- [Aim]
The records below must be output exactly, without pictures.

[Figure contents as structured data]
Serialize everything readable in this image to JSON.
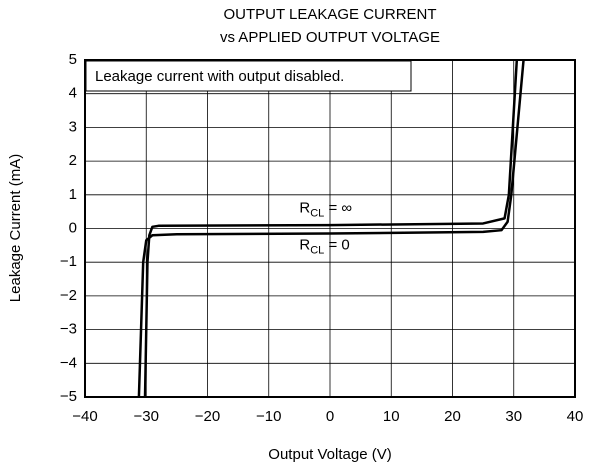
{
  "chart_data": {
    "type": "line",
    "title": "OUTPUT LEAKAGE CURRENT",
    "subtitle": "vs APPLIED OUTPUT VOLTAGE",
    "x_label": "Output Voltage (V)",
    "y_label": "Leakage Current (mA)",
    "annotation": "Leakage current with output disabled.",
    "xlim": [
      -40,
      40
    ],
    "ylim": [
      -5,
      5
    ],
    "xticks": [
      {
        "value": -40,
        "label": "−40"
      },
      {
        "value": -30,
        "label": "−30"
      },
      {
        "value": -20,
        "label": "−20"
      },
      {
        "value": -10,
        "label": "−10"
      },
      0,
      10,
      20,
      30,
      40
    ],
    "yticks": [
      {
        "value": -5,
        "label": "−5"
      },
      {
        "value": -4,
        "label": "−4"
      },
      {
        "value": -3,
        "label": "−3"
      },
      {
        "value": -2,
        "label": "−2"
      },
      {
        "value": -1,
        "label": "−1"
      },
      0,
      1,
      2,
      3,
      4,
      5
    ],
    "grid": true,
    "series": [
      {
        "name_parts": [
          "R",
          "CL",
          " = ∞"
        ],
        "color": "#000000",
        "x": [
          -30.2,
          -29.8,
          -29.5,
          -29,
          -28,
          0,
          25,
          28.5,
          29.2,
          30.5
        ],
        "values": [
          -5,
          -1,
          -0.2,
          0.05,
          0.08,
          0.1,
          0.15,
          0.3,
          1,
          5
        ]
      },
      {
        "name_parts": [
          "R",
          "CL",
          " = 0"
        ],
        "color": "#000000",
        "x": [
          -31.2,
          -30.5,
          -30,
          -29,
          -25,
          0,
          25,
          28,
          29,
          29.6,
          31.6
        ],
        "values": [
          -5,
          -1,
          -0.35,
          -0.2,
          -0.17,
          -0.15,
          -0.1,
          -0.05,
          0.2,
          1,
          5
        ]
      }
    ]
  }
}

- [Problem solution]
Serialize everything readable in this image to JSON.
{
  "chart_data": {
    "type": "line",
    "title": "OUTPUT LEAKAGE CURRENT",
    "subtitle": "vs APPLIED OUTPUT VOLTAGE",
    "x_label": "Output Voltage (V)",
    "y_label": "Leakage Current (mA)",
    "annotation": "Leakage current with output disabled.",
    "xlim": [
      -40,
      40
    ],
    "ylim": [
      -5,
      5
    ],
    "xticks": [
      {
        "value": -40,
        "label": "−40"
      },
      {
        "value": -30,
        "label": "−30"
      },
      {
        "value": -20,
        "label": "−20"
      },
      {
        "value": -10,
        "label": "−10"
      },
      0,
      10,
      20,
      30,
      40
    ],
    "yticks": [
      {
        "value": -5,
        "label": "−5"
      },
      {
        "value": -4,
        "label": "−4"
      },
      {
        "value": -3,
        "label": "−3"
      },
      {
        "value": -2,
        "label": "−2"
      },
      {
        "value": -1,
        "label": "−1"
      },
      0,
      1,
      2,
      3,
      4,
      5
    ],
    "grid": true,
    "series": [
      {
        "name_parts": [
          "R",
          "CL",
          " = ∞"
        ],
        "color": "#000000",
        "x": [
          -30.2,
          -29.8,
          -29.5,
          -29,
          -28,
          0,
          25,
          28.5,
          29.2,
          30.5
        ],
        "values": [
          -5,
          -1,
          -0.2,
          0.05,
          0.08,
          0.1,
          0.15,
          0.3,
          1,
          5
        ]
      },
      {
        "name_parts": [
          "R",
          "CL",
          " = 0"
        ],
        "color": "#000000",
        "x": [
          -31.2,
          -30.5,
          -30,
          -29,
          -25,
          0,
          25,
          28,
          29,
          29.6,
          31.6
        ],
        "values": [
          -5,
          -1,
          -0.35,
          -0.2,
          -0.17,
          -0.15,
          -0.1,
          -0.05,
          0.2,
          1,
          5
        ]
      }
    ]
  }
}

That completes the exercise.